§ What you need to do
Return all of the entries exactly, with nothing added or left out.

::::

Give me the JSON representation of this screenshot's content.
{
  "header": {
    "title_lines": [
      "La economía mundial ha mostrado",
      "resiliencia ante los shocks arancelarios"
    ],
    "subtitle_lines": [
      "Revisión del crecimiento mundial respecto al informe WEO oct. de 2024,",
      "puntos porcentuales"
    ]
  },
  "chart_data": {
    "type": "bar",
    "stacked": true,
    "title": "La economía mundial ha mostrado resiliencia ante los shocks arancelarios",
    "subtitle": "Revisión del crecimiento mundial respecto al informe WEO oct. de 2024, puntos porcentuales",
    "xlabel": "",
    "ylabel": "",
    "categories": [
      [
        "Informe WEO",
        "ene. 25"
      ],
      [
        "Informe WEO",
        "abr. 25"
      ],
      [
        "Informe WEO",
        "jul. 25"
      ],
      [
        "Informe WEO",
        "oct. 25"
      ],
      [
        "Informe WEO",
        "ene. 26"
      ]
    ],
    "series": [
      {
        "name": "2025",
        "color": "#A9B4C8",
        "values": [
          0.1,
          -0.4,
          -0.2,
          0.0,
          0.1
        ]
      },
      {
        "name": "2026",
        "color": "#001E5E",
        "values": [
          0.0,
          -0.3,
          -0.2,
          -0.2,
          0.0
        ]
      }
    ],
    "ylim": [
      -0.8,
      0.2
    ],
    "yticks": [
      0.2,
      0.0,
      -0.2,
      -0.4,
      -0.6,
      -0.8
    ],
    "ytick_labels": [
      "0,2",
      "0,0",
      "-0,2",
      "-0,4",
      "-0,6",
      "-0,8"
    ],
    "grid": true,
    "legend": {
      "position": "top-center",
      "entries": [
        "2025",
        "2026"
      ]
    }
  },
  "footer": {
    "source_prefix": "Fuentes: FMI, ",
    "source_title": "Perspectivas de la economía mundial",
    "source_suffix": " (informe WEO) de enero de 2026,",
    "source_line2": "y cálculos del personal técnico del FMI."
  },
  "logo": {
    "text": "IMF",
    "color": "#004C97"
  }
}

::::

§ Answer to the exercise
Give me the JSON representation of this screenshot's content.
{
  "header": {
    "title_lines": [
      "La economía mundial ha mostrado",
      "resiliencia ante los shocks arancelarios"
    ],
    "subtitle_lines": [
      "Revisión del crecimiento mundial respecto al informe WEO oct. de 2024,",
      "puntos porcentuales"
    ]
  },
  "chart_data": {
    "type": "bar",
    "stacked": true,
    "title": "La economía mundial ha mostrado resiliencia ante los shocks arancelarios",
    "subtitle": "Revisión del crecimiento mundial respecto al informe WEO oct. de 2024, puntos porcentuales",
    "xlabel": "",
    "ylabel": "",
    "categories": [
      [
        "Informe WEO",
        "ene. 25"
      ],
      [
        "Informe WEO",
        "abr. 25"
      ],
      [
        "Informe WEO",
        "jul. 25"
      ],
      [
        "Informe WEO",
        "oct. 25"
      ],
      [
        "Informe WEO",
        "ene. 26"
      ]
    ],
    "series": [
      {
        "name": "2025",
        "color": "#A9B4C8",
        "values": [
          0.1,
          -0.4,
          -0.2,
          0.0,
          0.1
        ]
      },
      {
        "name": "2026",
        "color": "#001E5E",
        "values": [
          0.0,
          -0.3,
          -0.2,
          -0.2,
          0.0
        ]
      }
    ],
    "ylim": [
      -0.8,
      0.2
    ],
    "yticks": [
      0.2,
      0.0,
      -0.2,
      -0.4,
      -0.6,
      -0.8
    ],
    "ytick_labels": [
      "0,2",
      "0,0",
      "-0,2",
      "-0,4",
      "-0,6",
      "-0,8"
    ],
    "grid": true,
    "legend": {
      "position": "top-center",
      "entries": [
        "2025",
        "2026"
      ]
    }
  },
  "footer": {
    "source_prefix": "Fuentes: FMI, ",
    "source_title": "Perspectivas de la economía mundial",
    "source_suffix": " (informe WEO) de enero de 2026,",
    "source_line2": "y cálculos del personal técnico del FMI."
  },
  "logo": {
    "text": "IMF",
    "color": "#004C97"
  }
}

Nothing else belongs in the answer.